Work to complete - Identify the lines in the data below that contain "color" and give only how many there are.

Provided data -
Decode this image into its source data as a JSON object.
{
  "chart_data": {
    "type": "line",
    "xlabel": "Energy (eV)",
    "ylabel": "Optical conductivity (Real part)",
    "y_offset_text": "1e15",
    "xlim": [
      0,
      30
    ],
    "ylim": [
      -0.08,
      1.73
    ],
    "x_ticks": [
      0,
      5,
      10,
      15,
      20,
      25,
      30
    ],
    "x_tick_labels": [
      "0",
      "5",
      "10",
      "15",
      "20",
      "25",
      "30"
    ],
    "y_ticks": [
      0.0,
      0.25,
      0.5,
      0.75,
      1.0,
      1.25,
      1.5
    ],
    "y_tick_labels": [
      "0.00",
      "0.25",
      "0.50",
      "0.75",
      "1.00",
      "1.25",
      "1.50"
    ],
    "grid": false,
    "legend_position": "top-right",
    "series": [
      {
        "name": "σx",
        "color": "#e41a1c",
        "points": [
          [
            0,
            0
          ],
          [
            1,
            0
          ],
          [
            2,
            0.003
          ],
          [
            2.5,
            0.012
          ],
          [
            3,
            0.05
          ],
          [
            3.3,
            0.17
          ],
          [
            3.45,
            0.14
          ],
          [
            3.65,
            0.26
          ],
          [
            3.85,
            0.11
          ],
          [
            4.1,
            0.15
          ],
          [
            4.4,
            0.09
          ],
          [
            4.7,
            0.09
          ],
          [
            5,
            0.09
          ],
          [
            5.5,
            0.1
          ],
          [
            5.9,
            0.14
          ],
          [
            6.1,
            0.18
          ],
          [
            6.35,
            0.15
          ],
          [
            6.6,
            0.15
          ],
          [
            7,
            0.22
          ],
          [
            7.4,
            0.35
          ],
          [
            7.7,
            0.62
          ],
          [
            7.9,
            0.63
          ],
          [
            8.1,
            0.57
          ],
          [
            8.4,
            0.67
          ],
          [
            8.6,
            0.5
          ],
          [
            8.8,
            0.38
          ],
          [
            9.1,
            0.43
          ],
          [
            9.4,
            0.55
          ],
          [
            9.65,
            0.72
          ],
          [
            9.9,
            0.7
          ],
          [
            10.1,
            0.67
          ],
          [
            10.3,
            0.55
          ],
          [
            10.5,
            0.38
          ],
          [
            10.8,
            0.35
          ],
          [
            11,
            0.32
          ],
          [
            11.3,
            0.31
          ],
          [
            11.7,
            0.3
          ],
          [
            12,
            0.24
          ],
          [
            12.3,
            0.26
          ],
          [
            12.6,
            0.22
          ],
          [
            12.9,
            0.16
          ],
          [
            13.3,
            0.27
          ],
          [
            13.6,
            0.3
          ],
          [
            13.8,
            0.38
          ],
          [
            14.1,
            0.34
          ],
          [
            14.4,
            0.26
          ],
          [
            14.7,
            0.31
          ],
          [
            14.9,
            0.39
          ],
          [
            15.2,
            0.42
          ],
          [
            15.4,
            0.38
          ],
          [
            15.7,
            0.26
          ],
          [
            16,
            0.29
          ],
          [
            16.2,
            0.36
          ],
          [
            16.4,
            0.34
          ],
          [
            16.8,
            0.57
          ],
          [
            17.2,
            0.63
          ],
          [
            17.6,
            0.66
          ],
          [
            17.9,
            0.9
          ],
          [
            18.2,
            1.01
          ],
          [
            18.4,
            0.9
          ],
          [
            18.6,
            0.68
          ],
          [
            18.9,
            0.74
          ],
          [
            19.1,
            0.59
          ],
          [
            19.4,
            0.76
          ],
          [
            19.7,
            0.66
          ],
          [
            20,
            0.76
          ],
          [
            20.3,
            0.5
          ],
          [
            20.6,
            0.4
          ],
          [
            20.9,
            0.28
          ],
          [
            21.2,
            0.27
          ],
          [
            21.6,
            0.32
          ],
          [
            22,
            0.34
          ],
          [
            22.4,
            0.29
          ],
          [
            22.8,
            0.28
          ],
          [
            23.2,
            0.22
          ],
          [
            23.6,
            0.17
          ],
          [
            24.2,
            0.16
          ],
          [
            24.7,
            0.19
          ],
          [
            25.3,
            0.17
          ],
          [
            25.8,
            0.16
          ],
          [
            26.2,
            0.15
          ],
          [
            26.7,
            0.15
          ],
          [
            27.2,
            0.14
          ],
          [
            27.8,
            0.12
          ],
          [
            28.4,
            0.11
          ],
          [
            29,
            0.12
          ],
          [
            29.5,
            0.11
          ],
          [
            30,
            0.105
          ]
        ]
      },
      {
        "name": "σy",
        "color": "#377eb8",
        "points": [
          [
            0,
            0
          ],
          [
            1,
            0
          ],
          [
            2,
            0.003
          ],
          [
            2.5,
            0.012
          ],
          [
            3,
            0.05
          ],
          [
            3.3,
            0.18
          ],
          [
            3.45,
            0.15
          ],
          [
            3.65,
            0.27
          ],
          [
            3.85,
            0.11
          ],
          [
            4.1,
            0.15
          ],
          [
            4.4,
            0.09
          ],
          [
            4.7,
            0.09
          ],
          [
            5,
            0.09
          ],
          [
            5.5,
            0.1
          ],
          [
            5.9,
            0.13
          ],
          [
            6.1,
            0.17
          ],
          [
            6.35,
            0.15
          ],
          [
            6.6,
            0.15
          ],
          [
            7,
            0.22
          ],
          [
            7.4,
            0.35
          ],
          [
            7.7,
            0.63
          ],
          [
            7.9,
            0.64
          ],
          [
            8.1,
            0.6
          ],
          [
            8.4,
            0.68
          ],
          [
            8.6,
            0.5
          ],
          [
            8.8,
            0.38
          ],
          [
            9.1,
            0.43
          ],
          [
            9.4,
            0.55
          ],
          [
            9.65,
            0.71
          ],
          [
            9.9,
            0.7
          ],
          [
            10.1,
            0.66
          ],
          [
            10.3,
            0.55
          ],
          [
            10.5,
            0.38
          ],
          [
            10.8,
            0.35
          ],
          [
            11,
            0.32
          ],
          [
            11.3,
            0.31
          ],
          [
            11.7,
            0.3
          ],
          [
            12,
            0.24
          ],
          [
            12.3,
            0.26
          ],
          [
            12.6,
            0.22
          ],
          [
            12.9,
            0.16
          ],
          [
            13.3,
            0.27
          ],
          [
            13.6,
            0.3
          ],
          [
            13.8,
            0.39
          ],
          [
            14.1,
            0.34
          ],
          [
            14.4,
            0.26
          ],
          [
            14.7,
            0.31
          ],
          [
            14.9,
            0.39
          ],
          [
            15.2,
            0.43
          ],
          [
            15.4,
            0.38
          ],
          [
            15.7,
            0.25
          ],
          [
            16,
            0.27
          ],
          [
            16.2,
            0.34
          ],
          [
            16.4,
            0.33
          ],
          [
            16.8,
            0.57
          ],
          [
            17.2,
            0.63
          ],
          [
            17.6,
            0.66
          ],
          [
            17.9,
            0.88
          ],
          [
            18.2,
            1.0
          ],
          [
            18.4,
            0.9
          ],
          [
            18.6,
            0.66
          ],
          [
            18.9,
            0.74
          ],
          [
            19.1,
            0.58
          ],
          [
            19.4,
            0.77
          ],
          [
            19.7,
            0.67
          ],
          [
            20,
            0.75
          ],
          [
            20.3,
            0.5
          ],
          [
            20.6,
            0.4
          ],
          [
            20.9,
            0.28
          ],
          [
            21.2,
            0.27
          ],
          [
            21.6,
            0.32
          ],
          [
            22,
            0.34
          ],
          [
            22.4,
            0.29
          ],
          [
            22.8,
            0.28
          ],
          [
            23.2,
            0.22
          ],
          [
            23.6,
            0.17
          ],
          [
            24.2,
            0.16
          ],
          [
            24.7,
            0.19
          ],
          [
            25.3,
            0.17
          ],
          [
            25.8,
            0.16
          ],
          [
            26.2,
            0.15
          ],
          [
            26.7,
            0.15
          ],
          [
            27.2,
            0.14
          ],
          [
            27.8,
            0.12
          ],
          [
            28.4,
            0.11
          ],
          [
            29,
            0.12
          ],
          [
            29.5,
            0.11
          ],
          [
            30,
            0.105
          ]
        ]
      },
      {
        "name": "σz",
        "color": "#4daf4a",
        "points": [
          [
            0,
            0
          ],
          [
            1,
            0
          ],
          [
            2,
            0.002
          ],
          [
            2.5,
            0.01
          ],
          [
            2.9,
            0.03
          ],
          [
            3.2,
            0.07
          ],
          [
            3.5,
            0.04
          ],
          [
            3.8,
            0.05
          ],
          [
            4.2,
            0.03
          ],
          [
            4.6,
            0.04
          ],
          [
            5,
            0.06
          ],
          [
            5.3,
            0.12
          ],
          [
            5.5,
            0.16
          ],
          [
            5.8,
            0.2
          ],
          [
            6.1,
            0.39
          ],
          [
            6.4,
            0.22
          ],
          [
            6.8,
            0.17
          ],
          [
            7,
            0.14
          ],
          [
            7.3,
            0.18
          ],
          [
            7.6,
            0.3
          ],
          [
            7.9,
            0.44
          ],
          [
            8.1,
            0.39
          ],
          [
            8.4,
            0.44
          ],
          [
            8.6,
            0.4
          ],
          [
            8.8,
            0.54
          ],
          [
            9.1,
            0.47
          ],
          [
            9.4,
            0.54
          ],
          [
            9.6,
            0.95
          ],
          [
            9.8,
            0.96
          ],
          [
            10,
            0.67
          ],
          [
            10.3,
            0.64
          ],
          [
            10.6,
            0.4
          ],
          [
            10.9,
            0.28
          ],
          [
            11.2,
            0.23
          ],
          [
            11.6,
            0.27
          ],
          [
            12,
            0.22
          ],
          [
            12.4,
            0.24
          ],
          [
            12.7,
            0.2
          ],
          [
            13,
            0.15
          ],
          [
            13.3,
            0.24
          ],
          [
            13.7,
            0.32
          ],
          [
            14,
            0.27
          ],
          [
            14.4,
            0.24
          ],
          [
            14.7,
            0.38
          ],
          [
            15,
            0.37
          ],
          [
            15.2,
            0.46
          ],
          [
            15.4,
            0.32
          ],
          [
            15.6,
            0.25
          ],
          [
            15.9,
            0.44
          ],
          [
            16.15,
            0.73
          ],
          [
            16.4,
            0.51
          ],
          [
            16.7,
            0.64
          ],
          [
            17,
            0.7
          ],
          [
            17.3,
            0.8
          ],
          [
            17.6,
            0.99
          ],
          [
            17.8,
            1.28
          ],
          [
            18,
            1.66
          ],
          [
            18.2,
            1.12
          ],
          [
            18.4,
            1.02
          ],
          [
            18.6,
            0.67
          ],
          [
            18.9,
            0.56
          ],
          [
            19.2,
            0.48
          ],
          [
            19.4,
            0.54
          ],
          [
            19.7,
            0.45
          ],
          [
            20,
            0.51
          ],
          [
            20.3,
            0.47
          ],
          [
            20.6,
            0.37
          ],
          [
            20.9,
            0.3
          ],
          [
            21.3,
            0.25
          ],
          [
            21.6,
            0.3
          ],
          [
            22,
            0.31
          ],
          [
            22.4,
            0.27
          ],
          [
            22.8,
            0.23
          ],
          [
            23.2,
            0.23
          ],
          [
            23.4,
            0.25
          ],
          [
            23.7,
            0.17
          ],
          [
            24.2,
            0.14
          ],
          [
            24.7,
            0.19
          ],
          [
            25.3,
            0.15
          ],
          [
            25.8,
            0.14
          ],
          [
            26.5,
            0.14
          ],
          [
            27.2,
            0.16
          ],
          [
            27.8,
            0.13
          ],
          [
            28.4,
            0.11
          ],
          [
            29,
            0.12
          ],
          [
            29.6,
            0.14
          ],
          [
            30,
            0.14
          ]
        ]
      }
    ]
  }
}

Completed task - 3